Exercise goal | Leave out the pictures and return every entry exactly as it appears.

== Input ==

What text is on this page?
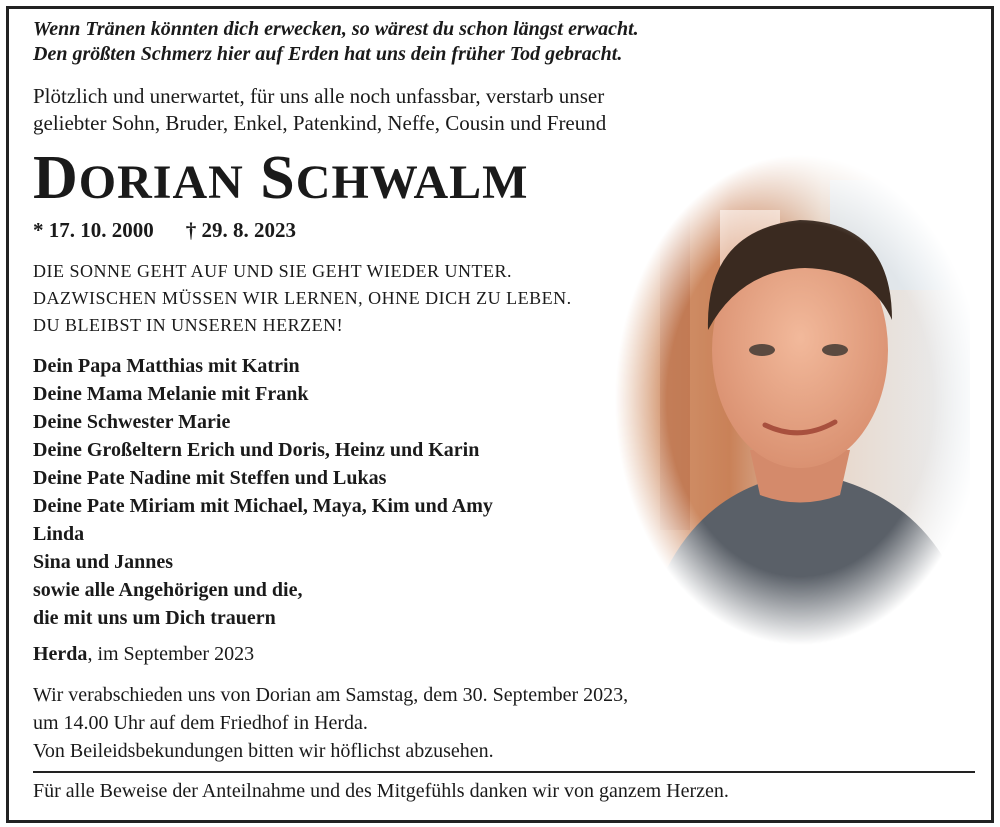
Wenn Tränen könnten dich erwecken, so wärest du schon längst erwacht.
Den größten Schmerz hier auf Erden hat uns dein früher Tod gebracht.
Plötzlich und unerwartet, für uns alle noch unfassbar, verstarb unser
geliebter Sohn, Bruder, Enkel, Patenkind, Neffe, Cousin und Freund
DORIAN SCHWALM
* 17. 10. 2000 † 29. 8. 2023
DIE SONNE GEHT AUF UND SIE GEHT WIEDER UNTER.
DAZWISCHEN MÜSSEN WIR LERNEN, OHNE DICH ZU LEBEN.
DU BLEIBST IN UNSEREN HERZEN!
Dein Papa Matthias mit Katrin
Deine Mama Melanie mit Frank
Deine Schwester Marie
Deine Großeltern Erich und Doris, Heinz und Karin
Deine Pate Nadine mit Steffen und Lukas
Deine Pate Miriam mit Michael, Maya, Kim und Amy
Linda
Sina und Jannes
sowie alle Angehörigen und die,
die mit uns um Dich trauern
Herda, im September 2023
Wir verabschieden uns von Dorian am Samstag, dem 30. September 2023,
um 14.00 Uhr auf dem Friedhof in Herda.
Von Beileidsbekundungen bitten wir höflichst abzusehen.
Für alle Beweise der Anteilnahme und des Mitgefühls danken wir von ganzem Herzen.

===

Written response |
What text is on this page?
Wenn Tränen könnten dich erwecken, so wärest du schon längst erwacht.
Den größten Schmerz hier auf Erden hat uns dein früher Tod gebracht.
Plötzlich und unerwartet, für uns alle noch unfassbar, verstarb unser
geliebter Sohn, Bruder, Enkel, Patenkind, Neffe, Cousin und Freund
DORIAN SCHWALM
* 17. 10. 2000 † 29. 8. 2023
DIE SONNE GEHT AUF UND SIE GEHT WIEDER UNTER.
DAZWISCHEN MÜSSEN WIR LERNEN, OHNE DICH ZU LEBEN.
DU BLEIBST IN UNSEREN HERZEN!
Dein Papa Matthias mit Katrin
Deine Mama Melanie mit Frank
Deine Schwester Marie
Deine Großeltern Erich und Doris, Heinz und Karin
Deine Pate Nadine mit Steffen und Lukas
Deine Pate Miriam mit Michael, Maya, Kim und Amy
Linda
Sina und Jannes
sowie alle Angehörigen und die,
die mit uns um Dich trauern
Herda, im September 2023
Wir verabschieden uns von Dorian am Samstag, dem 30. September 2023,
um 14.00 Uhr auf dem Friedhof in Herda.
Von Beileidsbekundungen bitten wir höflichst abzusehen.
Für alle Beweise der Anteilnahme und des Mitgefühls danken wir von ganzem Herzen.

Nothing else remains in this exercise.